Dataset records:

━━━━━━━━━━━━━━━━

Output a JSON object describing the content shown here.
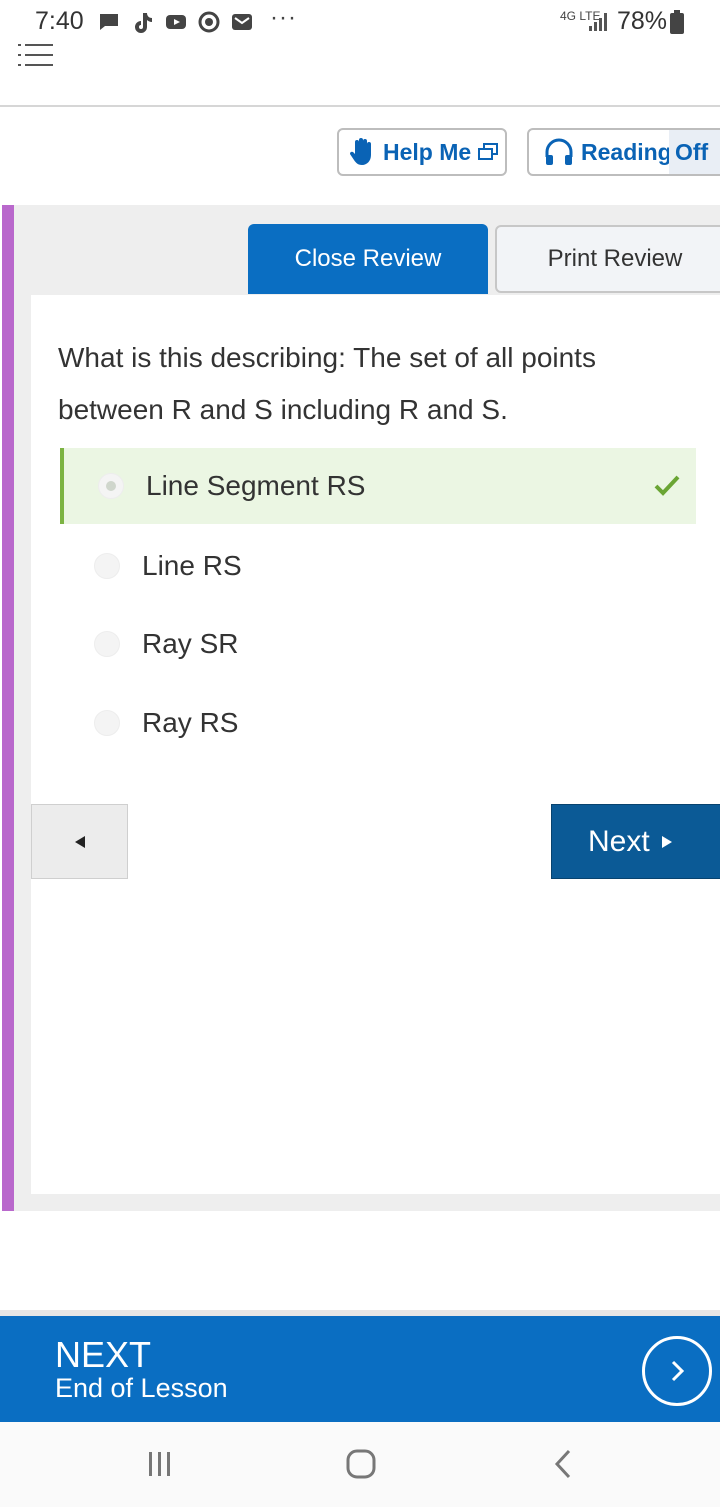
{
  "status_bar": {
    "time": "7:40",
    "overflow": "···",
    "network": "4G LTE",
    "battery": "78%",
    "icons": [
      "message-icon",
      "tiktok-icon",
      "youtube-icon",
      "settings-icon",
      "mail-icon",
      "signal-icon",
      "battery-icon"
    ]
  },
  "toolbar": {
    "help_label": "Help Me",
    "reading_label": "Reading",
    "reading_state": "Off"
  },
  "review": {
    "close_label": "Close Review",
    "print_label": "Print Review"
  },
  "question": {
    "text": "What is this describing: The set of all points between R and S including R and S.",
    "options": [
      {
        "label": "Line Segment RS",
        "selected": true,
        "correct": true
      },
      {
        "label": "Line RS",
        "selected": false
      },
      {
        "label": "Ray SR",
        "selected": false
      },
      {
        "label": "Ray RS",
        "selected": false
      }
    ]
  },
  "navigation": {
    "next_label": "Next"
  },
  "banner": {
    "title": "NEXT",
    "subtitle": "End of Lesson"
  },
  "colors": {
    "accent": "#0a6ec2",
    "next_button": "#0b5a96",
    "correct_bg": "#ebf6e3",
    "correct_mark": "#6aa534",
    "purple_bar": "#b968cc"
  }
}
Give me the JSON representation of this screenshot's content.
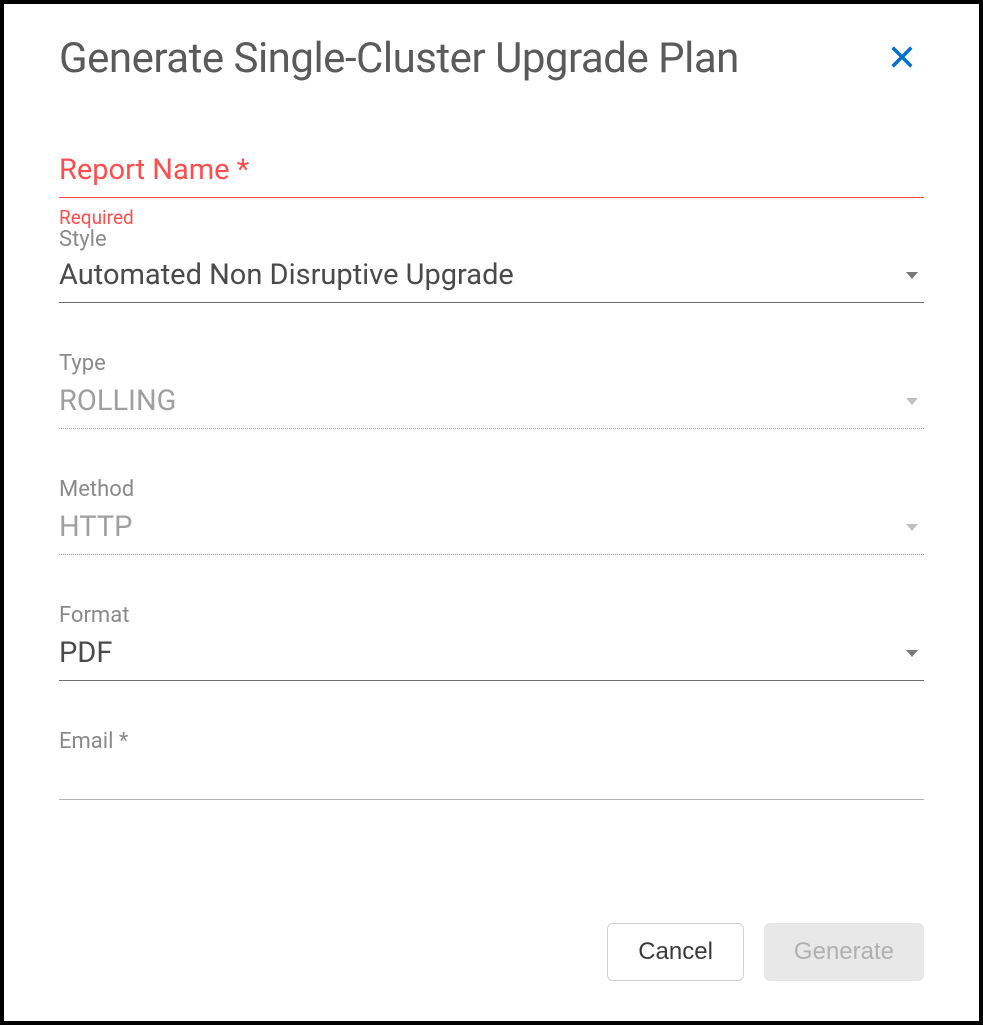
{
  "dialog": {
    "title": "Generate Single-Cluster Upgrade Plan"
  },
  "form": {
    "reportName": {
      "label": "Report Name *",
      "requiredText": "Required",
      "value": ""
    },
    "style": {
      "label": "Style",
      "value": "Automated Non Disruptive Upgrade"
    },
    "type": {
      "label": "Type",
      "value": "ROLLING"
    },
    "method": {
      "label": "Method",
      "value": "HTTP"
    },
    "format": {
      "label": "Format",
      "value": "PDF"
    },
    "email": {
      "label": "Email *",
      "value": ""
    }
  },
  "buttons": {
    "cancel": "Cancel",
    "generate": "Generate"
  }
}
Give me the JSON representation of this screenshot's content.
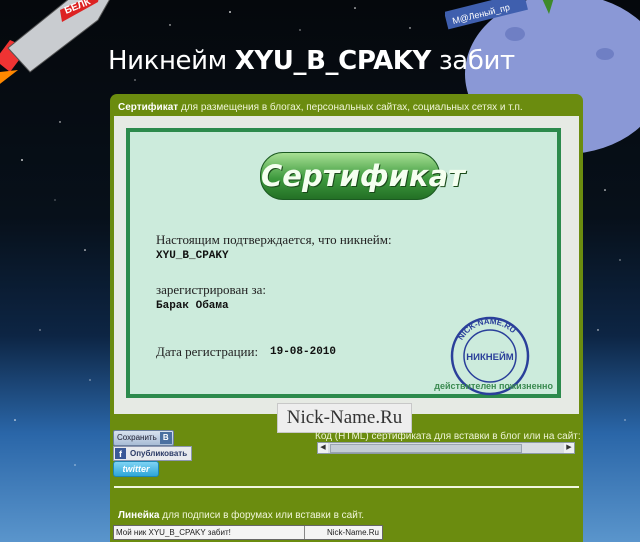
{
  "page_title": {
    "prefix": "Никнейм",
    "nickname": "XYU_B_CPAKY",
    "suffix": "забит"
  },
  "decor": {
    "rocket_text": "БЕЛК",
    "planet_sign": "М@Леный_пр"
  },
  "certificate": {
    "heading_bold": "Сертификат",
    "heading_rest": "для размещения в блогах, персональных сайтах, социальных сетях и т.п.",
    "banner": "Сертификат",
    "confirm_text": "Настоящим подтверждается, что никнейм:",
    "nickname": "XYU_B_CPAKY",
    "registered_for_label": "зарегистрирован за:",
    "registered_for": "Барак Обама",
    "date_label": "Дата регистрации:",
    "date": "19-08-2010",
    "stamp_text": "НИКНЕЙМ",
    "stamp_ring": "NICK-NAME.RU",
    "valid_note": "действителен пожизненно",
    "site_logo": "Nick-Name.Ru"
  },
  "share": {
    "save_label": "Сохранить",
    "vk_icon": "В",
    "fb_label": "Опубликовать",
    "fb_icon": "f",
    "twitter_label": "twitter"
  },
  "code": {
    "label": "Код (HTML) сертификата для вставки в блог или на сайт:"
  },
  "line": {
    "heading_bold": "Линейка",
    "heading_rest": "для подписи в форумах или вставки в сайт.",
    "left_text": "Мой ник XYU_B_CPAKY забит!",
    "right_text": "Nick-Name.Ru"
  },
  "colors": {
    "panel": "#6b8c0f",
    "certificate_border": "#2c8a4c",
    "certificate_fill": "#ccebdc",
    "stamp": "#2a3f9a"
  }
}
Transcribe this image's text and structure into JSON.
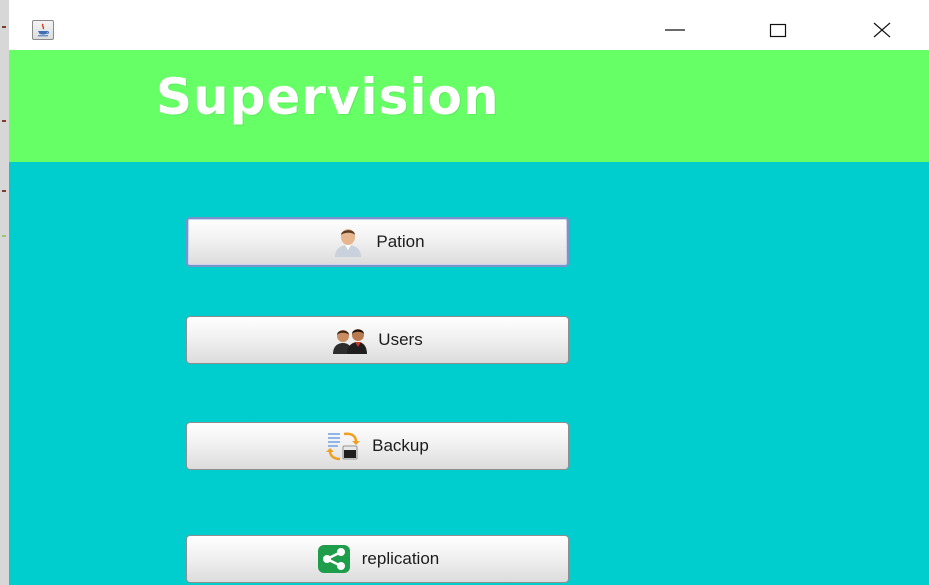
{
  "window": {
    "title_icon": "java-cup-icon",
    "controls": {
      "minimize": "minimize-icon",
      "maximize": "maximize-icon",
      "close": "close-icon"
    }
  },
  "header": {
    "title": "Supervision",
    "background": "#66ff66"
  },
  "main": {
    "background": "#00cece",
    "buttons": [
      {
        "label": "Pation",
        "icon": "patient-person-icon",
        "focused": true
      },
      {
        "label": "Users",
        "icon": "users-group-icon",
        "focused": false
      },
      {
        "label": "Backup",
        "icon": "backup-sync-icon",
        "focused": false
      },
      {
        "label": "replication",
        "icon": "share-icon",
        "focused": false
      }
    ]
  }
}
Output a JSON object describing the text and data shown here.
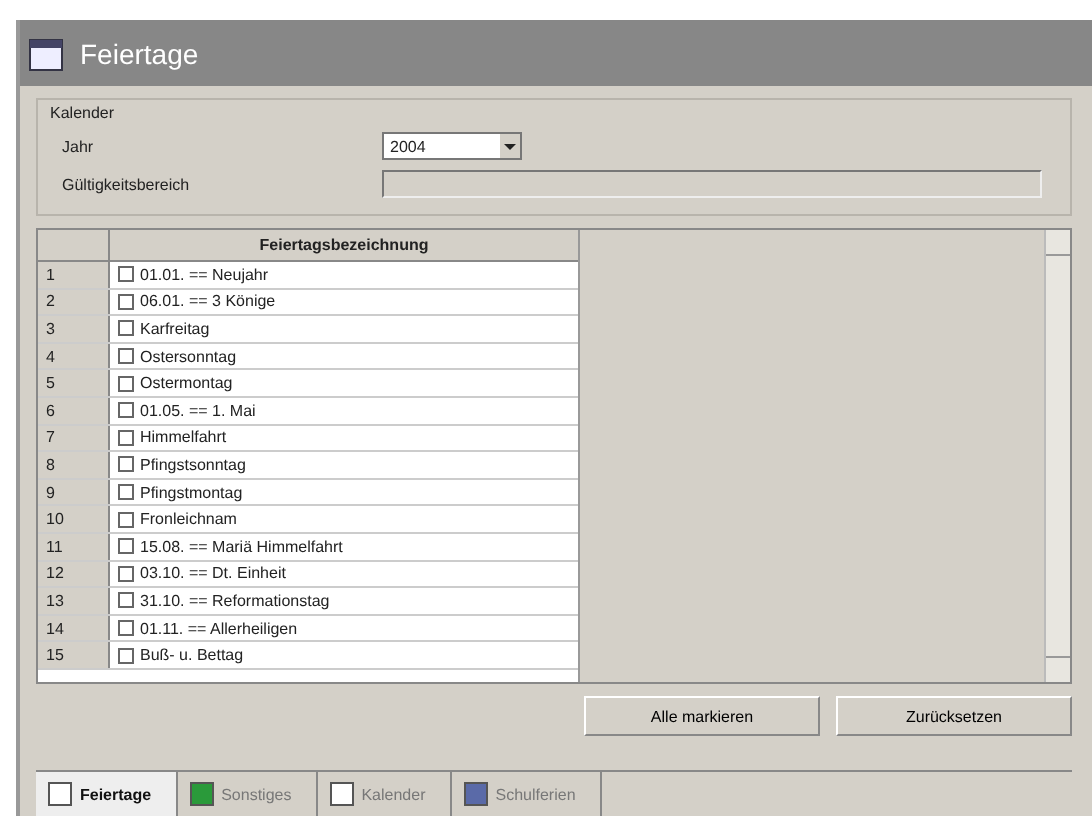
{
  "window": {
    "title": "Feiertage"
  },
  "group": {
    "title": "Kalender",
    "fields": [
      {
        "label": "Jahr",
        "kind": "dropdown",
        "value": "2004"
      },
      {
        "label": "Gültigkeitsbereich",
        "kind": "text"
      }
    ]
  },
  "table": {
    "columns": [
      "Feiertagsbezeichnung"
    ],
    "rows": [
      {
        "number": "1",
        "name": "01.01. == Neujahr",
        "checked": false
      },
      {
        "number": "2",
        "name": "06.01. == 3 Könige",
        "checked": false
      },
      {
        "number": "3",
        "name": "Karfreitag",
        "checked": false
      },
      {
        "number": "4",
        "name": "Ostersonntag",
        "checked": false
      },
      {
        "number": "5",
        "name": "Ostermontag",
        "checked": false
      },
      {
        "number": "6",
        "name": "01.05. == 1. Mai",
        "checked": false
      },
      {
        "number": "7",
        "name": "Himmelfahrt",
        "checked": false
      },
      {
        "number": "8",
        "name": "Pfingstsonntag",
        "checked": false
      },
      {
        "number": "9",
        "name": "Pfingstmontag",
        "checked": false
      },
      {
        "number": "10",
        "name": "Fronleichnam",
        "checked": false
      },
      {
        "number": "11",
        "name": "15.08. == Mariä Himmelfahrt",
        "checked": false
      },
      {
        "number": "12",
        "name": "03.10. == Dt. Einheit",
        "checked": false
      },
      {
        "number": "13",
        "name": "31.10. == Reformationstag",
        "checked": false
      },
      {
        "number": "14",
        "name": "01.11. == Allerheiligen",
        "checked": false
      },
      {
        "number": "15",
        "name": "Buß- u. Bettag",
        "checked": false
      }
    ]
  },
  "buttons": [
    "Alle markieren",
    "Zurücksetzen"
  ],
  "tabs": [
    {
      "label": "Feiertage",
      "selected": true
    },
    {
      "label": "Sonstiges",
      "selected": false
    },
    {
      "label": "Kalender",
      "selected": false
    },
    {
      "label": "Schulferien",
      "selected": false
    }
  ]
}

━━━━━━━━━━━━━━━━

▶ [EXERCISE]:
Repeat the data exactly, without the pictures.

▶ [ANSWER TO THIS TASK]:
Output a JSON object describing the content shown here.
{
  "status_bar": {
    "time": "7:40",
    "overflow": "···",
    "network": "4G LTE",
    "battery": "78%",
    "icons": [
      "message-icon",
      "tiktok-icon",
      "youtube-icon",
      "settings-icon",
      "mail-icon",
      "signal-icon",
      "battery-icon"
    ]
  },
  "toolbar": {
    "help_label": "Help Me",
    "reading_label": "Reading",
    "reading_state": "Off"
  },
  "review": {
    "close_label": "Close Review",
    "print_label": "Print Review"
  },
  "question": {
    "text": "What is this describing: The set of all points between R and S including R and S.",
    "options": [
      {
        "label": "Line Segment RS",
        "selected": true,
        "correct": true
      },
      {
        "label": "Line RS",
        "selected": false
      },
      {
        "label": "Ray SR",
        "selected": false
      },
      {
        "label": "Ray RS",
        "selected": false
      }
    ]
  },
  "navigation": {
    "next_label": "Next"
  },
  "banner": {
    "title": "NEXT",
    "subtitle": "End of Lesson"
  },
  "colors": {
    "accent": "#0a6ec2",
    "next_button": "#0b5a96",
    "correct_bg": "#ebf6e3",
    "correct_mark": "#6aa534",
    "purple_bar": "#b968cc"
  }
}
Give me the JSON representation of this screenshot's content.
{
  "dialog": {
    "title": "Generate Single-Cluster Upgrade Plan"
  },
  "form": {
    "reportName": {
      "label": "Report Name *",
      "requiredText": "Required",
      "value": ""
    },
    "style": {
      "label": "Style",
      "value": "Automated Non Disruptive Upgrade"
    },
    "type": {
      "label": "Type",
      "value": "ROLLING"
    },
    "method": {
      "label": "Method",
      "value": "HTTP"
    },
    "format": {
      "label": "Format",
      "value": "PDF"
    },
    "email": {
      "label": "Email *",
      "value": ""
    }
  },
  "buttons": {
    "cancel": "Cancel",
    "generate": "Generate"
  }
}
Give me the JSON representation of this screenshot's content.
{
  "page_title": {
    "prefix": "Никнейм",
    "nickname": "XYU_B_CPAKY",
    "suffix": "забит"
  },
  "decor": {
    "rocket_text": "БЕЛК",
    "planet_sign": "М@Леный_пр"
  },
  "certificate": {
    "heading_bold": "Сертификат",
    "heading_rest": "для размещения в блогах, персональных сайтах, социальных сетях и т.п.",
    "banner": "Сертификат",
    "confirm_text": "Настоящим подтверждается, что никнейм:",
    "nickname": "XYU_B_CPAKY",
    "registered_for_label": "зарегистрирован за:",
    "registered_for": "Барак Обама",
    "date_label": "Дата регистрации:",
    "date": "19-08-2010",
    "stamp_text": "НИКНЕЙМ",
    "stamp_ring": "NICK-NAME.RU",
    "valid_note": "действителен пожизненно",
    "site_logo": "Nick-Name.Ru"
  },
  "share": {
    "save_label": "Сохранить",
    "vk_icon": "В",
    "fb_label": "Опубликовать",
    "fb_icon": "f",
    "twitter_label": "twitter"
  },
  "code": {
    "label": "Код (HTML) сертификата для вставки в блог или на сайт:"
  },
  "line": {
    "heading_bold": "Линейка",
    "heading_rest": "для подписи в форумах или вставки в сайт.",
    "left_text": "Мой ник XYU_B_CPAKY забит!",
    "right_text": "Nick-Name.Ru"
  },
  "colors": {
    "panel": "#6b8c0f",
    "certificate_border": "#2c8a4c",
    "certificate_fill": "#ccebdc",
    "stamp": "#2a3f9a"
  }
}
Transcribe this image's text and structure into JSON.
{
  "window": {
    "title_icon": "java-cup-icon",
    "controls": {
      "minimize": "minimize-icon",
      "maximize": "maximize-icon",
      "close": "close-icon"
    }
  },
  "header": {
    "title": "Supervision",
    "background": "#66ff66"
  },
  "main": {
    "background": "#00cece",
    "buttons": [
      {
        "label": "Pation",
        "icon": "patient-person-icon",
        "focused": true
      },
      {
        "label": "Users",
        "icon": "users-group-icon",
        "focused": false
      },
      {
        "label": "Backup",
        "icon": "backup-sync-icon",
        "focused": false
      },
      {
        "label": "replication",
        "icon": "share-icon",
        "focused": false
      }
    ]
  }
}
Output a JSON object describing the text and data shown here.
{
  "window": {
    "title": "Feiertage"
  },
  "group": {
    "title": "Kalender",
    "fields": [
      {
        "label": "Jahr",
        "kind": "dropdown",
        "value": "2004"
      },
      {
        "label": "Gültigkeitsbereich",
        "kind": "text"
      }
    ]
  },
  "table": {
    "columns": [
      "Feiertagsbezeichnung"
    ],
    "rows": [
      {
        "number": "1",
        "name": "01.01. == Neujahr",
        "checked": false
      },
      {
        "number": "2",
        "name": "06.01. == 3 Könige",
        "checked": false
      },
      {
        "number": "3",
        "name": "Karfreitag",
        "checked": false
      },
      {
        "number": "4",
        "name": "Ostersonntag",
        "checked": false
      },
      {
        "number": "5",
        "name": "Ostermontag",
        "checked": false
      },
      {
        "number": "6",
        "name": "01.05. == 1. Mai",
        "checked": false
      },
      {
        "number": "7",
        "name": "Himmelfahrt",
        "checked": false
      },
      {
        "number": "8",
        "name": "Pfingstsonntag",
        "checked": false
      },
      {
        "number": "9",
        "name": "Pfingstmontag",
        "checked": false
      },
      {
        "number": "10",
        "name": "Fronleichnam",
        "checked": false
      },
      {
        "number": "11",
        "name": "15.08. == Mariä Himmelfahrt",
        "checked": false
      },
      {
        "number": "12",
        "name": "03.10. == Dt. Einheit",
        "checked": false
      },
      {
        "number": "13",
        "name": "31.10. == Reformationstag",
        "checked": false
      },
      {
        "number": "14",
        "name": "01.11. == Allerheiligen",
        "checked": false
      },
      {
        "number": "15",
        "name": "Buß- u. Bettag",
        "checked": false
      }
    ]
  },
  "buttons": [
    "Alle markieren",
    "Zurücksetzen"
  ],
  "tabs": [
    {
      "label": "Feiertage",
      "selected": true
    },
    {
      "label": "Sonstiges",
      "selected": false
    },
    {
      "label": "Kalender",
      "selected": false
    },
    {
      "label": "Schulferien",
      "selected": false
    }
  ]
}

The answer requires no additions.